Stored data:
** BEGIN **
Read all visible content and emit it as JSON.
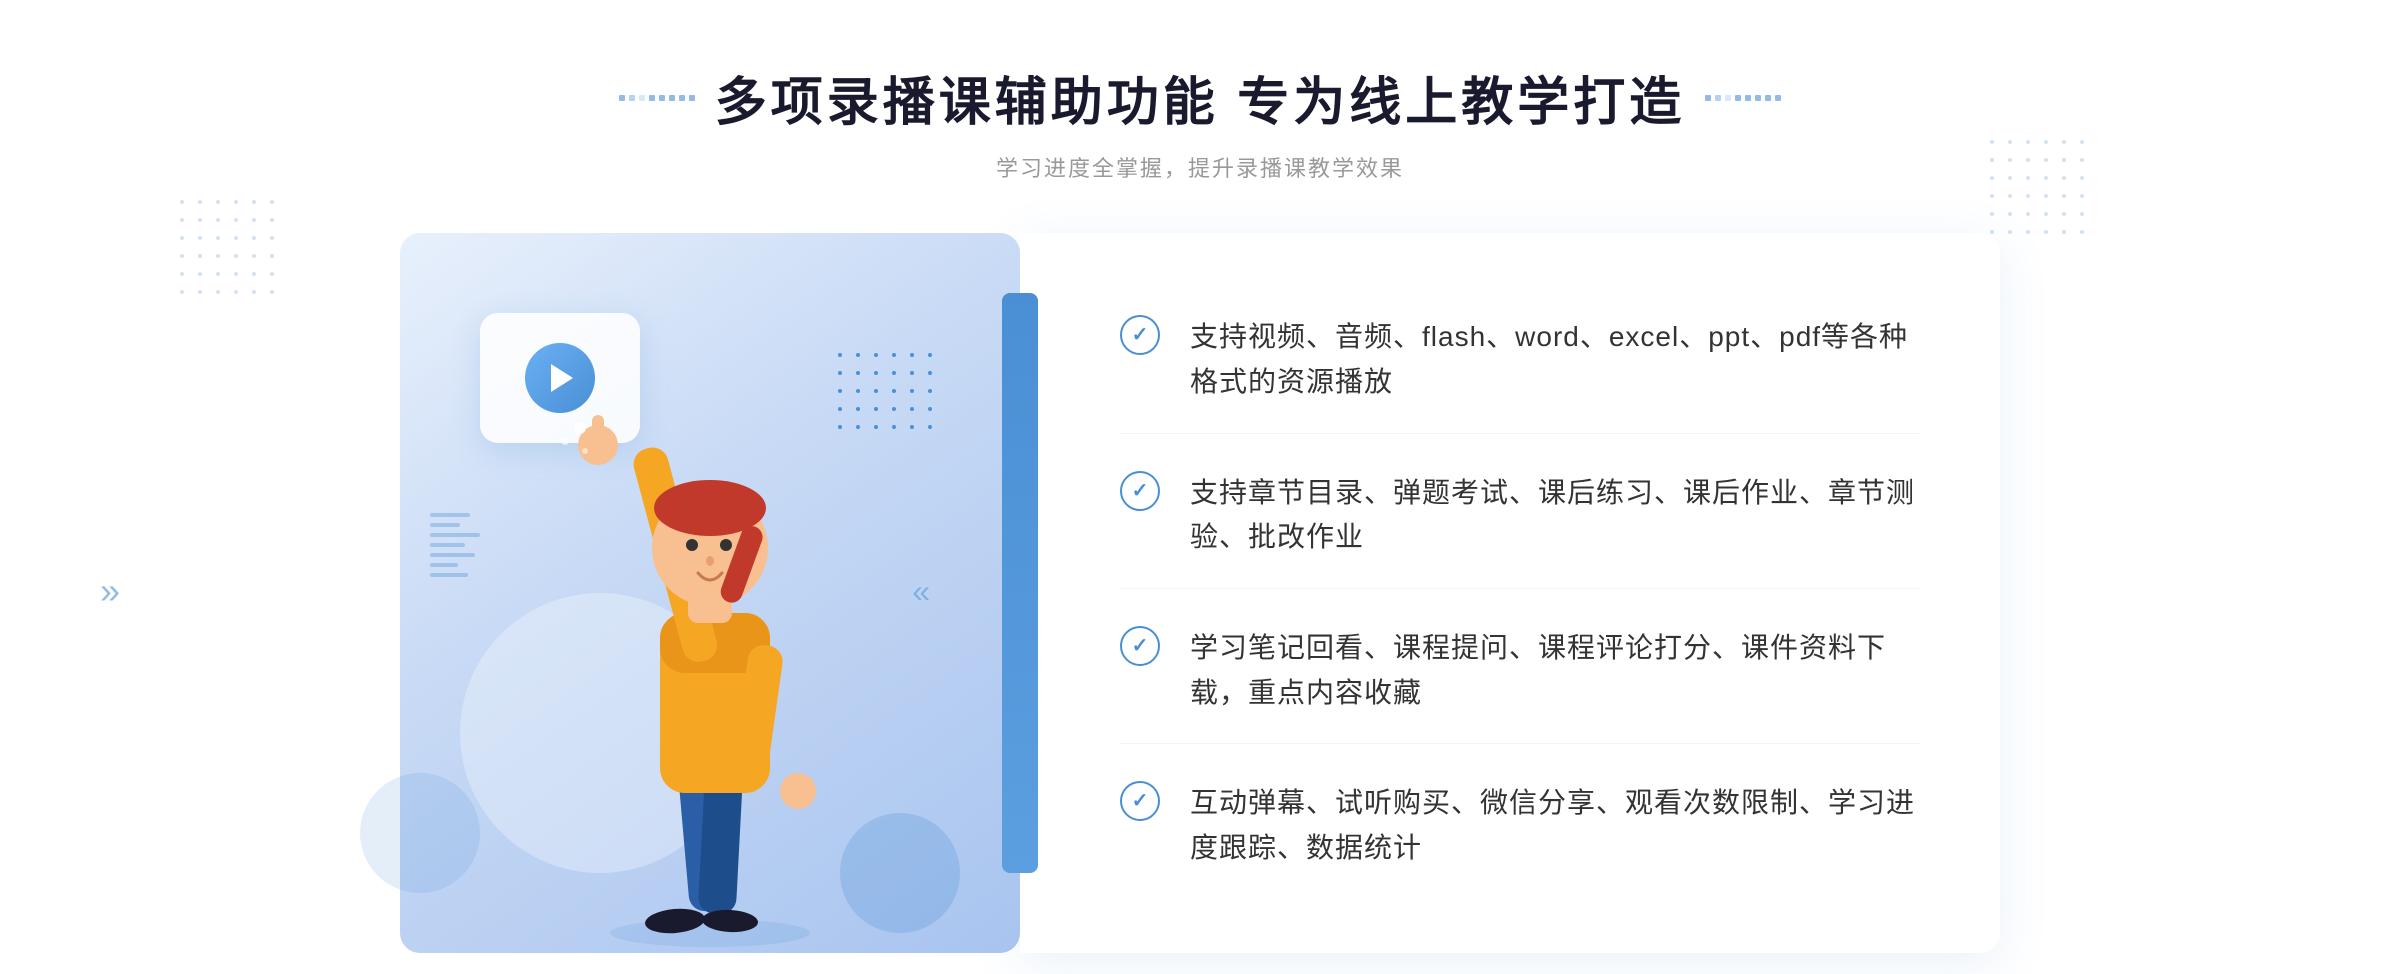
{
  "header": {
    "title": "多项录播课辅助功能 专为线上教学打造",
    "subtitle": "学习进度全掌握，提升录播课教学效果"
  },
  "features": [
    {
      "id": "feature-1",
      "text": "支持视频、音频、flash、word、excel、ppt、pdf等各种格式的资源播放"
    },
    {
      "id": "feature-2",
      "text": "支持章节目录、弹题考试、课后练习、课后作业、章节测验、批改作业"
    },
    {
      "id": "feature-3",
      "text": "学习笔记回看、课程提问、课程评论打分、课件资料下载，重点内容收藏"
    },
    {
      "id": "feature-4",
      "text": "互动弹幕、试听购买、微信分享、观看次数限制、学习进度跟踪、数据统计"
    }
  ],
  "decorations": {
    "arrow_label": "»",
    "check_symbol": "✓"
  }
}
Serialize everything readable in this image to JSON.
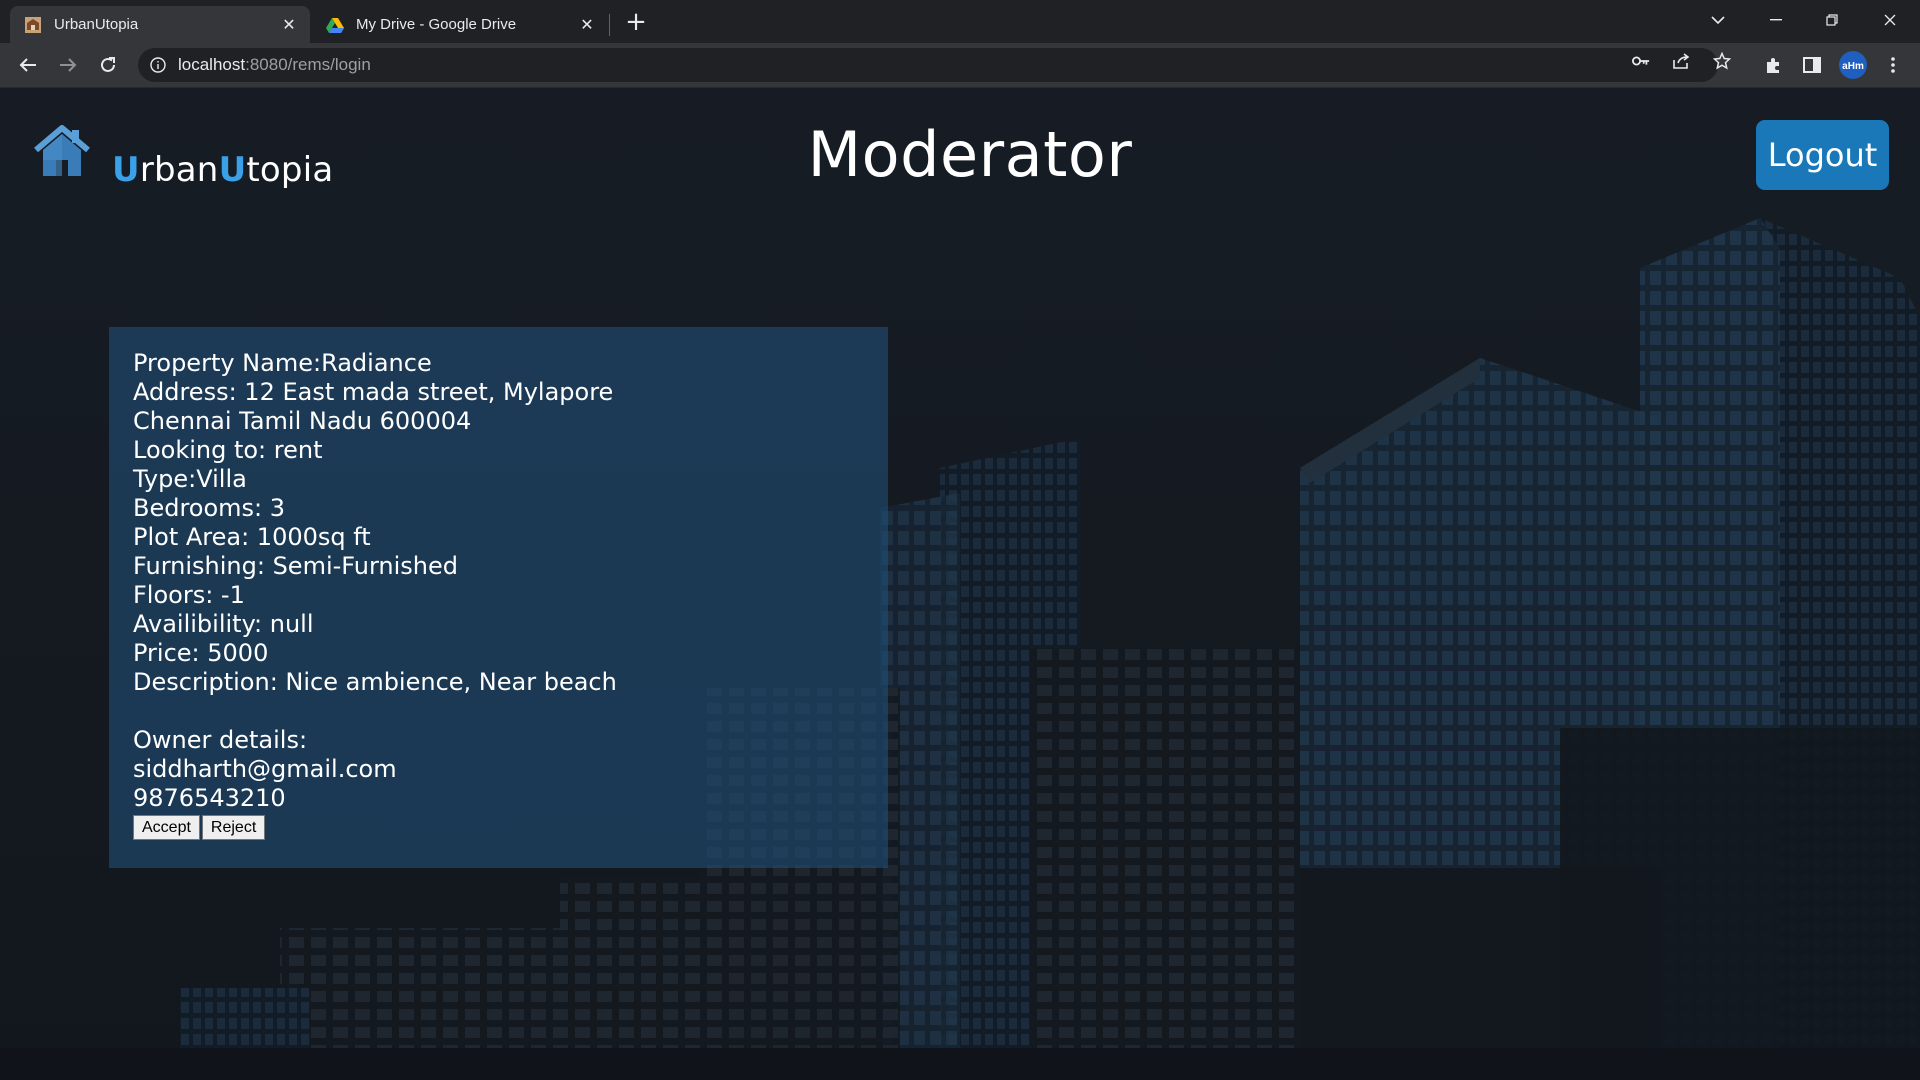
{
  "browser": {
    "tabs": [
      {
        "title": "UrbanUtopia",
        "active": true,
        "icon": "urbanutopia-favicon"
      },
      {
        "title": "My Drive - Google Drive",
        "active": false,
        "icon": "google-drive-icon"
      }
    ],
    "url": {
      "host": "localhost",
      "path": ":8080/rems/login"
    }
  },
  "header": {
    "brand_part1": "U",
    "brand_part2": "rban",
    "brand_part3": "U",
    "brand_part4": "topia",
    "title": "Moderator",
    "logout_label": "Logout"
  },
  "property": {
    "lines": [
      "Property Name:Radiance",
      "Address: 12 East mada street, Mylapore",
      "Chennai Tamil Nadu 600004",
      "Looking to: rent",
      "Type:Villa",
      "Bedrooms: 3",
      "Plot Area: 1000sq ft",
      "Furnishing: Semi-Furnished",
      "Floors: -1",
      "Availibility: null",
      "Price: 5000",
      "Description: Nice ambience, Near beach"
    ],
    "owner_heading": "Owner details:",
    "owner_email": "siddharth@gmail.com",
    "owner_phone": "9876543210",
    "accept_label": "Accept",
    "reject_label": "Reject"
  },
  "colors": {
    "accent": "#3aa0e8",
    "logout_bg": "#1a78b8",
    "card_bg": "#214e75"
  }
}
** END **
● **AIM OF THE EXERCISE**: Write out the whole listing again, exactly, with no pictures.

● **THE SOLUTION**:
Read all visible content and emit it as JSON.
{
  "header": {
    "title": "多项录播课辅助功能 专为线上教学打造",
    "subtitle": "学习进度全掌握，提升录播课教学效果"
  },
  "features": [
    {
      "id": "feature-1",
      "text": "支持视频、音频、flash、word、excel、ppt、pdf等各种格式的资源播放"
    },
    {
      "id": "feature-2",
      "text": "支持章节目录、弹题考试、课后练习、课后作业、章节测验、批改作业"
    },
    {
      "id": "feature-3",
      "text": "学习笔记回看、课程提问、课程评论打分、课件资料下载，重点内容收藏"
    },
    {
      "id": "feature-4",
      "text": "互动弹幕、试听购买、微信分享、观看次数限制、学习进度跟踪、数据统计"
    }
  ],
  "decorations": {
    "arrow_label": "»",
    "check_symbol": "✓"
  }
}
Serialize everything readable in this image to JSON.
{
  "browser": {
    "tabs": [
      {
        "title": "UrbanUtopia",
        "active": true,
        "icon": "urbanutopia-favicon"
      },
      {
        "title": "My Drive - Google Drive",
        "active": false,
        "icon": "google-drive-icon"
      }
    ],
    "url": {
      "host": "localhost",
      "path": ":8080/rems/login"
    }
  },
  "header": {
    "brand_part1": "U",
    "brand_part2": "rban",
    "brand_part3": "U",
    "brand_part4": "topia",
    "title": "Moderator",
    "logout_label": "Logout"
  },
  "property": {
    "lines": [
      "Property Name:Radiance",
      "Address: 12 East mada street, Mylapore",
      "Chennai Tamil Nadu 600004",
      "Looking to: rent",
      "Type:Villa",
      "Bedrooms: 3",
      "Plot Area: 1000sq ft",
      "Furnishing: Semi-Furnished",
      "Floors: -1",
      "Availibility: null",
      "Price: 5000",
      "Description: Nice ambience, Near beach"
    ],
    "owner_heading": "Owner details:",
    "owner_email": "siddharth@gmail.com",
    "owner_phone": "9876543210",
    "accept_label": "Accept",
    "reject_label": "Reject"
  },
  "colors": {
    "accent": "#3aa0e8",
    "logout_bg": "#1a78b8",
    "card_bg": "#214e75"
  }
}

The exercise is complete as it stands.